===== INFORMATION SUPPLIED

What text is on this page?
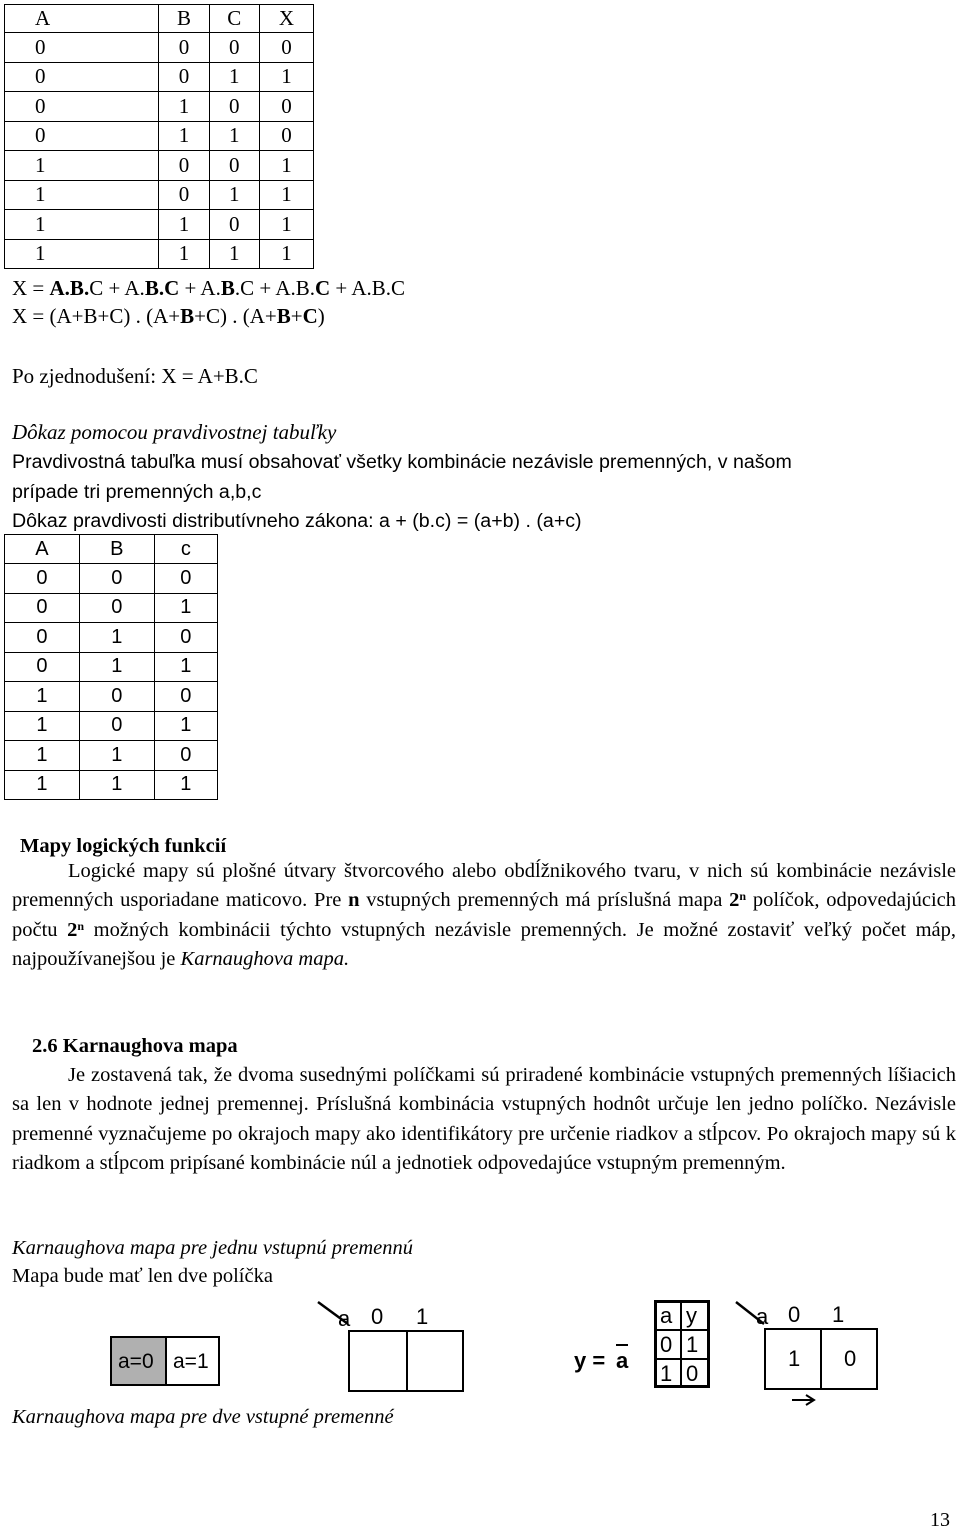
A	B	C	X
0	0	0	0
0	0	1	1
0	1	0	0
0	1	1	0
1	0	0	1
1	0	1	1
1	1	0	1
1	1	1	1
X = A.B.C + A.B.C + A.B.C + A.B.C + A.B.C
X = (A+B+C) . (A+B+C) . (A+B+C)
Po zjednodušení: X = A+B.C
Dôkaz pomocou pravdivostnej tabuľky
Pravdivostná tabuľka musí obsahovať všetky kombinácie nezávisle premenných, v našom
prípade tri premenných a,b,c
Dôkaz pravdivosti distributívneho zákona: a + (b.c) = (a+b) . (a+c)
A	B	c
0	0	0
0	0	1
0	1	0
0	1	1
1	0	0
1	0	1
1	1	0
1	1	1
Mapy logických funkcií
Logické mapy sú plošné útvary štvorcového alebo obdĺžnikového tvaru, v nich sú kombinácie nezávisle premenných usporiadane maticovo. Pre n vstupných premenných má príslušná mapa 2$^n$ políčok, odpovedajúcich počtu 2$^n$ možných kombinácii týchto vstupných nezávisle premenných. Je možné zostaviť veľký počet máp, najpoužívanejšou je Karnaughova mapa.
2.6 Karnaughova mapa
Je zostavená tak, že dvoma susednými políčkami sú priradené kombinácie vstupných premenných líšiacich sa len v hodnote jednej premennej. Príslušná kombinácia vstupných hodnôt určuje len jedno políčko. Nezávisle premenné vyznačujeme po okrajoch mapy ako identifikátory pre určenie riadkov a stĺpcov. Po okrajoch mapy sú k riadkom a stĺpcom pripísané kombinácie núl a jednotiek odpovedajúce vstupným premenným.
Karnaughova mapa pre jednu vstupnú premennú
Mapa bude mať len dve políčka
a=0 a=1
a 0 1
y = a
a y
0 1
1 0
a 0 1
1 0
Karnaughova mapa pre dve vstupné premenné
13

==========

◆ WORK TO BE COMPLETED
Go through the material and copy out every line with "vstupných" in it.

◆ OUTPUT
Logické mapy sú plošné útvary štvorcového alebo obdĺžnikového tvaru, v nich sú kombinácie nezávisle premenných usporiadane maticovo. Pre n vstupných premenných má príslušná mapa 2$^n$ políčok, odpovedajúcich počtu 2$^n$ možných kombinácii týchto vstupných nezávisle premenných. Je možné zostaviť veľký počet máp, najpoužívanejšou je Karnaughova mapa.
Je zostavená tak, že dvoma susednými políčkami sú priradené kombinácie vstupných premenných líšiacich sa len v hodnote jednej premennej. Príslušná kombinácia vstupných hodnôt určuje len jedno políčko. Nezávisle premenné vyznačujeme po okrajoch mapy ako identifikátory pre určenie riadkov a stĺpcov. Po okrajoch mapy sú k riadkom a stĺpcom pripísané kombinácie núl a jednotiek odpovedajúce vstupným premenným.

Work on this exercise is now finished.